** start of Listing **
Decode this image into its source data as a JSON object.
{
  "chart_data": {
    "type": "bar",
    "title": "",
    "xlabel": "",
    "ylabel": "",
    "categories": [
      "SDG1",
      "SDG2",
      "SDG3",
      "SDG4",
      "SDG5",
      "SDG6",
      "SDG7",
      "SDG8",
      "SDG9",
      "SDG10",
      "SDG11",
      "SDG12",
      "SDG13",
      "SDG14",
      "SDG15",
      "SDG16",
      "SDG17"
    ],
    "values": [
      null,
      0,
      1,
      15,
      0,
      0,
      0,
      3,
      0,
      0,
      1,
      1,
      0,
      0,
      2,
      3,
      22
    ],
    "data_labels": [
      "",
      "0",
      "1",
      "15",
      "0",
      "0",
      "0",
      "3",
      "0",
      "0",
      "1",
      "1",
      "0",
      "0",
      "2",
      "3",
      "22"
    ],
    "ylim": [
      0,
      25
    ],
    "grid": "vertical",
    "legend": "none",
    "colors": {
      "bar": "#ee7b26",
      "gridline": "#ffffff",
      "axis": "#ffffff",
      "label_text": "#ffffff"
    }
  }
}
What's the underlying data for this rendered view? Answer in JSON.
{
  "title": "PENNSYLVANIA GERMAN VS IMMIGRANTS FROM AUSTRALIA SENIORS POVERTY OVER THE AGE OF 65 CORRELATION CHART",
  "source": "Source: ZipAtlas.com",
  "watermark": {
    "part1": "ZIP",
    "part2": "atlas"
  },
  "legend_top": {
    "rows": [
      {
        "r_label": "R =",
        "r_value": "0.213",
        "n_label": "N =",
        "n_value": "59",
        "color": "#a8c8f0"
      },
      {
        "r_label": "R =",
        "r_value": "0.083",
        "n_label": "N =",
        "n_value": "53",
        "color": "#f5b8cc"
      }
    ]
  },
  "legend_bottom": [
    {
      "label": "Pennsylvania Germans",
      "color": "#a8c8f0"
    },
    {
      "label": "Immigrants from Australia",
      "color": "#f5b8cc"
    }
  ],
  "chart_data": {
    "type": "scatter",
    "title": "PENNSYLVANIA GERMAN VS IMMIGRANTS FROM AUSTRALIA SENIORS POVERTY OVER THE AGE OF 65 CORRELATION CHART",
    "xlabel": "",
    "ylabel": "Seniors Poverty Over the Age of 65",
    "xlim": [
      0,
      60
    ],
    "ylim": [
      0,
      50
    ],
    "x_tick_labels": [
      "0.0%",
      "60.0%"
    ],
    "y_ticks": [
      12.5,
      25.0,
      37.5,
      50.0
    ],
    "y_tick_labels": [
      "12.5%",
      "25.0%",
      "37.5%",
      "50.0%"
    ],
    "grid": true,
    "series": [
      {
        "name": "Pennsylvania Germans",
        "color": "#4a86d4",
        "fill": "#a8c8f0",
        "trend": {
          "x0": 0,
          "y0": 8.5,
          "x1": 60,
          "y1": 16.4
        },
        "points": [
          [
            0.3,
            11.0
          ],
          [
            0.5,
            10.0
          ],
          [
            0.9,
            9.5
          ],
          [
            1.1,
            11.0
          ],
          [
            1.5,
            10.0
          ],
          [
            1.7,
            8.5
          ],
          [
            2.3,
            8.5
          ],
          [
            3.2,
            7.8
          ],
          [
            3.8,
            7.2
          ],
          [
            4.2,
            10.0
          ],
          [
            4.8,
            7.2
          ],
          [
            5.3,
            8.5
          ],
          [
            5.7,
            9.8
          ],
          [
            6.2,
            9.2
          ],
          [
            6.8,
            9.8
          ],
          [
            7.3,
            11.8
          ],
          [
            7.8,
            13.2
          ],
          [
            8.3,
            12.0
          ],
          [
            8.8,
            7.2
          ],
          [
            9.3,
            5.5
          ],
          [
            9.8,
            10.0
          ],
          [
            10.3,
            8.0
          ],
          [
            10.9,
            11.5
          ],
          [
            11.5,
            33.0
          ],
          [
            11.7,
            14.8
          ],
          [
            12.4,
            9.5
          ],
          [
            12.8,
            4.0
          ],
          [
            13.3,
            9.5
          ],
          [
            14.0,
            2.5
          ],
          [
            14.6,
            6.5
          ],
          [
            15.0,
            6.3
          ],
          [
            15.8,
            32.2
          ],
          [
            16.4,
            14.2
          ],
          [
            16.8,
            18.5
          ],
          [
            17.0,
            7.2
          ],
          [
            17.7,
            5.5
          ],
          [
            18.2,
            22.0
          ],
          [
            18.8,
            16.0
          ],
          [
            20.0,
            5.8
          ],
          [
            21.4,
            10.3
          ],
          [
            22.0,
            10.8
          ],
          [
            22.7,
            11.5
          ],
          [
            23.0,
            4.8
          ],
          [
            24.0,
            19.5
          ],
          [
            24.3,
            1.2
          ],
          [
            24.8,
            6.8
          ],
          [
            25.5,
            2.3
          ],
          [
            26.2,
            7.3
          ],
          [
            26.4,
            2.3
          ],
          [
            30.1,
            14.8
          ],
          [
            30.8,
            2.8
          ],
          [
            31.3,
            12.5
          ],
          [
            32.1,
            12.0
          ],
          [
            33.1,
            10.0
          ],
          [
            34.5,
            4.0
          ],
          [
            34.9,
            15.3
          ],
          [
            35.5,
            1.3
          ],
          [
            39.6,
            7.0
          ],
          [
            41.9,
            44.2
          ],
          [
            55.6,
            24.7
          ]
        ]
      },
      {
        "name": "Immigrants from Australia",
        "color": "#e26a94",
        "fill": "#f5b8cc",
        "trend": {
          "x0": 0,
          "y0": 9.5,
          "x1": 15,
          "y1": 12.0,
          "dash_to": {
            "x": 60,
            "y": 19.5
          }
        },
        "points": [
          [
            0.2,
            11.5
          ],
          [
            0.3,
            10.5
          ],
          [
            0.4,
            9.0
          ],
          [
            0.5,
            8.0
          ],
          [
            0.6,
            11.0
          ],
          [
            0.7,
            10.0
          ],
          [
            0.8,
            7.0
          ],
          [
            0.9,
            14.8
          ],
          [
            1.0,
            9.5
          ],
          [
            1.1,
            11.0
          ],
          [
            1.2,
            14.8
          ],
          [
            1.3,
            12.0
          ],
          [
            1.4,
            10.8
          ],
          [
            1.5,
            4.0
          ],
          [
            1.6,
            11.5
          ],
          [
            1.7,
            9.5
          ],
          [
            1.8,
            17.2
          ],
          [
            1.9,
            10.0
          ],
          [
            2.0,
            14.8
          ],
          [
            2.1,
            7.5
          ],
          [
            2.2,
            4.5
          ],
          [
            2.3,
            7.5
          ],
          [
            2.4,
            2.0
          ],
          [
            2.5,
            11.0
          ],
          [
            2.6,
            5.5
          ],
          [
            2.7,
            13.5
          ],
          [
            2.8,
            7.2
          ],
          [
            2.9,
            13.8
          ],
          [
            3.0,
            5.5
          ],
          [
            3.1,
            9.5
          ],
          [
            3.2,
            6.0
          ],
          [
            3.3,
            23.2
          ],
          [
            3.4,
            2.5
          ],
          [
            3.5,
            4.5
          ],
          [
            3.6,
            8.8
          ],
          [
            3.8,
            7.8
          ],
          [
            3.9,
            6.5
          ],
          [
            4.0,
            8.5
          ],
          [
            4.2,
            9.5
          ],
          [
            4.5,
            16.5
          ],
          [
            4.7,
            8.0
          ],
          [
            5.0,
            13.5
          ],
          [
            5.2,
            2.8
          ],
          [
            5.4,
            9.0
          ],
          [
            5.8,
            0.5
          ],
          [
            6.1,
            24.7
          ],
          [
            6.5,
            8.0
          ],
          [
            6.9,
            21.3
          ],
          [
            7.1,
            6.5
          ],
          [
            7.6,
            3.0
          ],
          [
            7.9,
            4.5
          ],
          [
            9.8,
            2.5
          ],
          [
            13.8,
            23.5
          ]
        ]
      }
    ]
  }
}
** end of Listing **
_Directive_
Every entry should be output exactly as written, please.

_Finished answer_
Decode this image into its source data as a JSON object.
{
  "chart_data": {
    "type": "bar",
    "title": "",
    "xlabel": "",
    "ylabel": "",
    "categories": [
      "SDG1",
      "SDG2",
      "SDG3",
      "SDG4",
      "SDG5",
      "SDG6",
      "SDG7",
      "SDG8",
      "SDG9",
      "SDG10",
      "SDG11",
      "SDG12",
      "SDG13",
      "SDG14",
      "SDG15",
      "SDG16",
      "SDG17"
    ],
    "values": [
      null,
      0,
      1,
      15,
      0,
      0,
      0,
      3,
      0,
      0,
      1,
      1,
      0,
      0,
      2,
      3,
      22
    ],
    "data_labels": [
      "",
      "0",
      "1",
      "15",
      "0",
      "0",
      "0",
      "3",
      "0",
      "0",
      "1",
      "1",
      "0",
      "0",
      "2",
      "3",
      "22"
    ],
    "ylim": [
      0,
      25
    ],
    "grid": "vertical",
    "legend": "none",
    "colors": {
      "bar": "#ee7b26",
      "gridline": "#ffffff",
      "axis": "#ffffff",
      "label_text": "#ffffff"
    }
  }
}
What's the underlying data for this rendered view? Answer in JSON.
{
  "title": "PENNSYLVANIA GERMAN VS IMMIGRANTS FROM AUSTRALIA SENIORS POVERTY OVER THE AGE OF 65 CORRELATION CHART",
  "source": "Source: ZipAtlas.com",
  "watermark": {
    "part1": "ZIP",
    "part2": "atlas"
  },
  "legend_top": {
    "rows": [
      {
        "r_label": "R =",
        "r_value": "0.213",
        "n_label": "N =",
        "n_value": "59",
        "color": "#a8c8f0"
      },
      {
        "r_label": "R =",
        "r_value": "0.083",
        "n_label": "N =",
        "n_value": "53",
        "color": "#f5b8cc"
      }
    ]
  },
  "legend_bottom": [
    {
      "label": "Pennsylvania Germans",
      "color": "#a8c8f0"
    },
    {
      "label": "Immigrants from Australia",
      "color": "#f5b8cc"
    }
  ],
  "chart_data": {
    "type": "scatter",
    "title": "PENNSYLVANIA GERMAN VS IMMIGRANTS FROM AUSTRALIA SENIORS POVERTY OVER THE AGE OF 65 CORRELATION CHART",
    "xlabel": "",
    "ylabel": "Seniors Poverty Over the Age of 65",
    "xlim": [
      0,
      60
    ],
    "ylim": [
      0,
      50
    ],
    "x_tick_labels": [
      "0.0%",
      "60.0%"
    ],
    "y_ticks": [
      12.5,
      25.0,
      37.5,
      50.0
    ],
    "y_tick_labels": [
      "12.5%",
      "25.0%",
      "37.5%",
      "50.0%"
    ],
    "grid": true,
    "series": [
      {
        "name": "Pennsylvania Germans",
        "color": "#4a86d4",
        "fill": "#a8c8f0",
        "trend": {
          "x0": 0,
          "y0": 8.5,
          "x1": 60,
          "y1": 16.4
        },
        "points": [
          [
            0.3,
            11.0
          ],
          [
            0.5,
            10.0
          ],
          [
            0.9,
            9.5
          ],
          [
            1.1,
            11.0
          ],
          [
            1.5,
            10.0
          ],
          [
            1.7,
            8.5
          ],
          [
            2.3,
            8.5
          ],
          [
            3.2,
            7.8
          ],
          [
            3.8,
            7.2
          ],
          [
            4.2,
            10.0
          ],
          [
            4.8,
            7.2
          ],
          [
            5.3,
            8.5
          ],
          [
            5.7,
            9.8
          ],
          [
            6.2,
            9.2
          ],
          [
            6.8,
            9.8
          ],
          [
            7.3,
            11.8
          ],
          [
            7.8,
            13.2
          ],
          [
            8.3,
            12.0
          ],
          [
            8.8,
            7.2
          ],
          [
            9.3,
            5.5
          ],
          [
            9.8,
            10.0
          ],
          [
            10.3,
            8.0
          ],
          [
            10.9,
            11.5
          ],
          [
            11.5,
            33.0
          ],
          [
            11.7,
            14.8
          ],
          [
            12.4,
            9.5
          ],
          [
            12.8,
            4.0
          ],
          [
            13.3,
            9.5
          ],
          [
            14.0,
            2.5
          ],
          [
            14.6,
            6.5
          ],
          [
            15.0,
            6.3
          ],
          [
            15.8,
            32.2
          ],
          [
            16.4,
            14.2
          ],
          [
            16.8,
            18.5
          ],
          [
            17.0,
            7.2
          ],
          [
            17.7,
            5.5
          ],
          [
            18.2,
            22.0
          ],
          [
            18.8,
            16.0
          ],
          [
            20.0,
            5.8
          ],
          [
            21.4,
            10.3
          ],
          [
            22.0,
            10.8
          ],
          [
            22.7,
            11.5
          ],
          [
            23.0,
            4.8
          ],
          [
            24.0,
            19.5
          ],
          [
            24.3,
            1.2
          ],
          [
            24.8,
            6.8
          ],
          [
            25.5,
            2.3
          ],
          [
            26.2,
            7.3
          ],
          [
            26.4,
            2.3
          ],
          [
            30.1,
            14.8
          ],
          [
            30.8,
            2.8
          ],
          [
            31.3,
            12.5
          ],
          [
            32.1,
            12.0
          ],
          [
            33.1,
            10.0
          ],
          [
            34.5,
            4.0
          ],
          [
            34.9,
            15.3
          ],
          [
            35.5,
            1.3
          ],
          [
            39.6,
            7.0
          ],
          [
            41.9,
            44.2
          ],
          [
            55.6,
            24.7
          ]
        ]
      },
      {
        "name": "Immigrants from Australia",
        "color": "#e26a94",
        "fill": "#f5b8cc",
        "trend": {
          "x0": 0,
          "y0": 9.5,
          "x1": 15,
          "y1": 12.0,
          "dash_to": {
            "x": 60,
            "y": 19.5
          }
        },
        "points": [
          [
            0.2,
            11.5
          ],
          [
            0.3,
            10.5
          ],
          [
            0.4,
            9.0
          ],
          [
            0.5,
            8.0
          ],
          [
            0.6,
            11.0
          ],
          [
            0.7,
            10.0
          ],
          [
            0.8,
            7.0
          ],
          [
            0.9,
            14.8
          ],
          [
            1.0,
            9.5
          ],
          [
            1.1,
            11.0
          ],
          [
            1.2,
            14.8
          ],
          [
            1.3,
            12.0
          ],
          [
            1.4,
            10.8
          ],
          [
            1.5,
            4.0
          ],
          [
            1.6,
            11.5
          ],
          [
            1.7,
            9.5
          ],
          [
            1.8,
            17.2
          ],
          [
            1.9,
            10.0
          ],
          [
            2.0,
            14.8
          ],
          [
            2.1,
            7.5
          ],
          [
            2.2,
            4.5
          ],
          [
            2.3,
            7.5
          ],
          [
            2.4,
            2.0
          ],
          [
            2.5,
            11.0
          ],
          [
            2.6,
            5.5
          ],
          [
            2.7,
            13.5
          ],
          [
            2.8,
            7.2
          ],
          [
            2.9,
            13.8
          ],
          [
            3.0,
            5.5
          ],
          [
            3.1,
            9.5
          ],
          [
            3.2,
            6.0
          ],
          [
            3.3,
            23.2
          ],
          [
            3.4,
            2.5
          ],
          [
            3.5,
            4.5
          ],
          [
            3.6,
            8.8
          ],
          [
            3.8,
            7.8
          ],
          [
            3.9,
            6.5
          ],
          [
            4.0,
            8.5
          ],
          [
            4.2,
            9.5
          ],
          [
            4.5,
            16.5
          ],
          [
            4.7,
            8.0
          ],
          [
            5.0,
            13.5
          ],
          [
            5.2,
            2.8
          ],
          [
            5.4,
            9.0
          ],
          [
            5.8,
            0.5
          ],
          [
            6.1,
            24.7
          ],
          [
            6.5,
            8.0
          ],
          [
            6.9,
            21.3
          ],
          [
            7.1,
            6.5
          ],
          [
            7.6,
            3.0
          ],
          [
            7.9,
            4.5
          ],
          [
            9.8,
            2.5
          ],
          [
            13.8,
            23.5
          ]
        ]
      }
    ]
  }
}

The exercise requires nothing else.